Source excerpt:

____________

3. Liga
- Season: 2011–12
- Promoted: SV Sandhausen VfR Aalen Jahn Regensburg
- Relegated: Rot-Weiß Oberhausen Carl Zeiss Jena Werder Bremen II
- Matches: 380
- Goals: 956 (2.52 per match)
- Top goalscorer: Marcel Reichwein (17 goals)
- Biggest home win: U'haching 6–0 CZ Jena
- Biggest away win: W. Bremen II 0–4 K. Offenbach A. Bielefeld 0–4 Saarbrücken W. Bremen II 0–4 Aalen Wehen 0–4 Sandhausen W. Bremen II 0–4 Darmstadt Aalen 0–4 Osnabrück
- Highest scoring: CZ Jena 4–3 A. Bielefeld Saarbrücken 5–2 RW Oberhausen Stuttgart II 2–5 A. Bielefeld

= 2011–12 3. Liga =

4th season of the 3. Liga

The 2011–12 3. Liga was the fourth season of the 3. Liga, Germany's third tier of its football league system. The season commenced on 22 July 2011, two weeks earlier than the 2011–12 Bundesliga season and one week after the 2011–12 2. Bundesliga season, and ended with the last games on 5 May 2012. The traditional winter break was held between the weekends around 18 December 2011 and 22 January 2012.

The league comprises fourteen teams from the 2010–11 season, the last two teams from the 2010–11 2. Bundesliga, the losers of the promotion play-off between the 16th-placed 2. Bundesliga team and the third-placed 3. Liga team as well as the three champions of the three 2010–11 Regionalliga divisions.

==Teams==
Eintracht Braunschweig as 2010–11 champions and runners-up Hansa Rostock were directly promoted to the 2011–12 2. Bundesliga. Braunschweig, who were a member of the league since the inaugural season, will return to the 2. Bundesliga after a total of four seasons in the third tier of the German football pyramid, while Rostock only had a cameo appearance in the league.

____________

Region and label listings:
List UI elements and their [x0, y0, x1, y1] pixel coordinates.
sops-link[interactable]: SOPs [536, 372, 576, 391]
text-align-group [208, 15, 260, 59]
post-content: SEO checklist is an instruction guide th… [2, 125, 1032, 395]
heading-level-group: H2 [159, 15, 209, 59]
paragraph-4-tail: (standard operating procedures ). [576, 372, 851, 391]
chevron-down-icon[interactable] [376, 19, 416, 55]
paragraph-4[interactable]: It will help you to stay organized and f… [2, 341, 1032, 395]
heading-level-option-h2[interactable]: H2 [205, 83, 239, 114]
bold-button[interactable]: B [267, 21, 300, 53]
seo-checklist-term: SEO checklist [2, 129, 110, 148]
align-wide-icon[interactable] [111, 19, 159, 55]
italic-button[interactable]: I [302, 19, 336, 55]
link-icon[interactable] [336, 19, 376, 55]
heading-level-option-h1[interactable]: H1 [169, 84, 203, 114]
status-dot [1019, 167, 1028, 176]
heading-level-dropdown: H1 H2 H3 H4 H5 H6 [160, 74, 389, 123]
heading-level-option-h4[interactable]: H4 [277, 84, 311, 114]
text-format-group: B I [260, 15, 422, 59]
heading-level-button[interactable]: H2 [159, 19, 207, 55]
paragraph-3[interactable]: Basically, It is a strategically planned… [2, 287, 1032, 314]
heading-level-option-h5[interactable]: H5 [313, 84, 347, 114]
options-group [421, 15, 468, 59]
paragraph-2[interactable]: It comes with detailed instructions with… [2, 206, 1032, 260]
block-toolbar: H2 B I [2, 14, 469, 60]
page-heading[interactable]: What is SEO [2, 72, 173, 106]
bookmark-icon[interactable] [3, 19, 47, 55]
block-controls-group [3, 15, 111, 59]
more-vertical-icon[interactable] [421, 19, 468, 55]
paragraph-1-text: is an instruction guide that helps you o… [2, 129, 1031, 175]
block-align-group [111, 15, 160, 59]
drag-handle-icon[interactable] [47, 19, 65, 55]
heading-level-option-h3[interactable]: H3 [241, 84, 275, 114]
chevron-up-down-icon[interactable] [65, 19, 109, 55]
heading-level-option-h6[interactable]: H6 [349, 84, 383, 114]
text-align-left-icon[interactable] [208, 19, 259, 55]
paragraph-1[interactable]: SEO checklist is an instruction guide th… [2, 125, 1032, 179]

____________

Short problem 1:
According to the 2011–12 3. Liga article, on what date did the season begin?
Short problem 2:
Reproduce the stretch of the 2011–12 3. Liga article from "4th season of" through "2010–11 Regionalliga divisions.".

Correct response 1:
22 July 2011

Correct response 2:
4th season of the 3. Liga

The 2011–12 3. Liga was the fourth season of the 3. Liga, Germany's third tier of its football league system. The season commenced on 22 July 2011, two weeks earlier than the 2011–12 Bundesliga season and one week after the 2011–12 2. Bundesliga season, and ended with the last games on 5 May 2012. The traditional winter break was held between the weekends around 18 December 2011 and 22 January 2012.

The league comprises fourteen teams from the 2010–11 season, the last two teams from the 2010–11 2. Bundesliga, the losers of the promotion play-off between the 16th-placed 2. Bundesliga team and the third-placed 3. Liga team as well as the three champions of the three 2010–11 Regionalliga divisions.